**SUPPLIED PASSAGE:**
------------------------------------------------------------------------

August 2, 2022

So here’s an idea: Instead of cruising the Internet and bumping into an assortment of annoying paywalls, how about buying a pass that will instantly open just those articles you want and enable a nourishing reading diet from a variety of sources?

Longtime media watchers like me might say that’s already been tried a bunch of times in the last two decades, and results have ranged from outright failure to very limited success.  

That track record, however, leaves 26-year-old San Francisco entrepreneur Yehong Zhu undeterred.

Her early stage startup, Zette, has both fresh features and a sense of what young adult consumers want, Zhu told me, and that should make Zette’s approach a winner.

The product is not yet to beta (coming this fall), let alone a full launch. It is just beginning to assemble a roster of participating publishers and potential customers. But I am always interested in new looks at this particular Rubik’s Cube for the news business.

Plus, Zhu’s experience already includes one business launch (yes, at 19, a la Mark Zuckerberg, from her dorm room) and several turns as an advisor to venture capital investors both here and in China.

The Zette deal, as Zhu envisions the mature product, will be $9.99 a month for 30 articles, though it will cost much less in the beta phase. With a Google Chrome browser extension, the user hits a paywalled article, clicks  a Zette button, and the story opens in its original format including illustrations and ads.

As with Blendle and Scroll, once you have bought the article, it is yours to keep on file. You also can forward it to friends.

For beta, Zhu will count on users to find their way to what they want to read rather than guiding that with curation and recommendations, perhaps a future refinement. A mobile app too will come later.

That underscores her vision of what’s needed. For a younger news audience especially, keep it functionally simple and fast; bells and whistles could be a distraction. They decide to stay or move on in half a second and tend to be light readers.

If the product is simple, so is the tech behind it, Zhu told me. Zette currently has a staff of six.

For publishers, a plus will be access to that younger audience, together with traffic measures showing which articles have the greatest appeal to the demographic. They will share revenue with Zette, though, which of course, will not be much at first.

------------------------------------------------------------------------

**EXCERPTED RECORDS:**
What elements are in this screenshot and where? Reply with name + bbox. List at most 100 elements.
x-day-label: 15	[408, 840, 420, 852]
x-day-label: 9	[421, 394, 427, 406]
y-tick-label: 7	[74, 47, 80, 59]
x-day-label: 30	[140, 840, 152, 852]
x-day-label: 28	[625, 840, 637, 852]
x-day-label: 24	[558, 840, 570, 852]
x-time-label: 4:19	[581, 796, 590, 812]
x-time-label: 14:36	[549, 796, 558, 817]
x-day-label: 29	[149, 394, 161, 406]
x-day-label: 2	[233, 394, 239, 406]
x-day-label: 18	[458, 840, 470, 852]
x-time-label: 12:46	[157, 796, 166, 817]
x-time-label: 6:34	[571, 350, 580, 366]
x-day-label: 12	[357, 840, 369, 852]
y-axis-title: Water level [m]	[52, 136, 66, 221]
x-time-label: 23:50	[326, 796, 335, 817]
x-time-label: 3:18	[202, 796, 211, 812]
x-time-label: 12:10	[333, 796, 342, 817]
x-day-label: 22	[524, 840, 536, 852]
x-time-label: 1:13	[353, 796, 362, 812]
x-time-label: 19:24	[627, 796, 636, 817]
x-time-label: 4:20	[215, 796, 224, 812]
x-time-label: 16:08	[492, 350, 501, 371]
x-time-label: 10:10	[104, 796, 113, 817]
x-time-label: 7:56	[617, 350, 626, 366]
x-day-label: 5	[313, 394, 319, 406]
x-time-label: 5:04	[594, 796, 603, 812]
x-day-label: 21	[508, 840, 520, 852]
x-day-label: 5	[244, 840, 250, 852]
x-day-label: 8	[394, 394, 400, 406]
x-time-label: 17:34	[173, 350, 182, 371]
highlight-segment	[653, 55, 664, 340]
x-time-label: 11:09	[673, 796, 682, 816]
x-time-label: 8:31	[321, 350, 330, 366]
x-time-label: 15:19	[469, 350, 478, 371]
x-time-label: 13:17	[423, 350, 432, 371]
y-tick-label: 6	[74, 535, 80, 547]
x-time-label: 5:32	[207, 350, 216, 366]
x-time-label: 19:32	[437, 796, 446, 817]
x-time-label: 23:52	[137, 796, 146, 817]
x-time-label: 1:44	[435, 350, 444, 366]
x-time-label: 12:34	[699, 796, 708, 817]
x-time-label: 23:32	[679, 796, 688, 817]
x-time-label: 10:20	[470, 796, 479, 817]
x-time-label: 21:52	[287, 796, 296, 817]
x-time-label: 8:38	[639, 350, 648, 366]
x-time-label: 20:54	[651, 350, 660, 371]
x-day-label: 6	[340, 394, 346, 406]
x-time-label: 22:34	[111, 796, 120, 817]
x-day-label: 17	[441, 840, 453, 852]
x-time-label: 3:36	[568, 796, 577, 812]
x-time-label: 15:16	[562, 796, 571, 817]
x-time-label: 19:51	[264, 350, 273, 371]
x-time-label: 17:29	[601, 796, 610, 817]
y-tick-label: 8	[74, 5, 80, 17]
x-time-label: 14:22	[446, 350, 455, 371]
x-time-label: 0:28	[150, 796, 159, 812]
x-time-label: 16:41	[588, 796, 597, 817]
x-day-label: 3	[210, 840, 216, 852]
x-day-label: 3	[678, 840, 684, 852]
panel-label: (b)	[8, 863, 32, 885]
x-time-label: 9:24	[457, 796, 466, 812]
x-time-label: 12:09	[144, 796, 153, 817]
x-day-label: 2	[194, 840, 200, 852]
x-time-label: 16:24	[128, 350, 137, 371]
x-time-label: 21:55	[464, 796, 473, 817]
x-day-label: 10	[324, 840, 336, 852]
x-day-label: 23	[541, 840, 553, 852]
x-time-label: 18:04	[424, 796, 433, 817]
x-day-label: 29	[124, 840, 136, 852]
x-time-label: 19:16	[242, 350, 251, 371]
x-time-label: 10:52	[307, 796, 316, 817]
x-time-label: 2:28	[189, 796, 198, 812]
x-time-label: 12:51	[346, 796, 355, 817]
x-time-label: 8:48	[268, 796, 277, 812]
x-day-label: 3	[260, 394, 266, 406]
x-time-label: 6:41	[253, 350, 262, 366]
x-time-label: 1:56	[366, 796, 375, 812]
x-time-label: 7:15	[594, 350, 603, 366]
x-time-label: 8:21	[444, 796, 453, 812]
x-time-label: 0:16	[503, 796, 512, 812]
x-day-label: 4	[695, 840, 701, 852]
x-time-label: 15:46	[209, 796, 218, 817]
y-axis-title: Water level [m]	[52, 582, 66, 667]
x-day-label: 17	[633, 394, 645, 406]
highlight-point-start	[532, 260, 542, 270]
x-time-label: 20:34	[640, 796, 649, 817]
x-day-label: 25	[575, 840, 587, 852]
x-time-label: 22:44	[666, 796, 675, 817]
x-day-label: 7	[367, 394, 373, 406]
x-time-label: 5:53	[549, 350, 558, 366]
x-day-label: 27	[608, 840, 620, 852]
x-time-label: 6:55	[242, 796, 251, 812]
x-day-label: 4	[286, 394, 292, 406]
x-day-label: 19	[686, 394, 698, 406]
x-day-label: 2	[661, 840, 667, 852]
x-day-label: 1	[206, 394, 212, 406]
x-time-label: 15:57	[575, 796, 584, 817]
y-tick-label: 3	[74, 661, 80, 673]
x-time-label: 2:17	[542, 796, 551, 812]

------------------------------------------------------------------------

**REQUIREMENT A:**
Recast the paragraph of the article on Zette that begins "The Zette deal, as Zhu envisions" as a short bulleted list, keeping its main facts.
**REQUIREMENT B:**
Write the next few paragraphs of the article on Zette, picking up after its final sentence.
The records have no role in any of this work.

**EXERCISE RESULT A:**
- Mature product: $9.99 a month for 30 articles
- Beta phase: much lower price
- Delivery: a Google Chrome browser extension
- Use: on reaching a paywalled article, the user clicks a Zette button
- Result: the story opens in its original format, including illustrations and ads

**EXERCISE RESULT B:**
Zhu has signed up McClatchy and its 29 regional papers as a publishing partner, as well as Forbes and Haaretz. She realizes Zette needs many more and has hopes of adding high profile, high quality titles — both newspapers and magazines — in coming months.

Zhu suggests that participating in Zette will give publishers a better shot at getting their material before potential subscribers. This makes sense to me. The industry’s growing preference for hard paywalls – now often including papers that put all “premium” content behind them – creates little but frustration for website visitors. And how can readers be turned into subscribers without some sampling of what they would be buying?

Blendle, a Dutch import, faltered when introduced in the U.S in 2016 for a lack of volume and retreated back to Europe. Chartbeat co-founder Tony Haile spent years developing Scroll, which promised quick display and a format of no ads, before a 2020 launch. Saying it was growing but too slowly, Haile sold Scroll to Twitter a little over a year later, where it has been folded into a paid tier of Twitter.

Apple News+ is a much bigger competitor, Zhu said. Longer story, but Apple News+ has complexities for both publishers and users (who pay $9.99 a month), and seems to have few fans.

All that would seem to make achieving scale for Zette daunting.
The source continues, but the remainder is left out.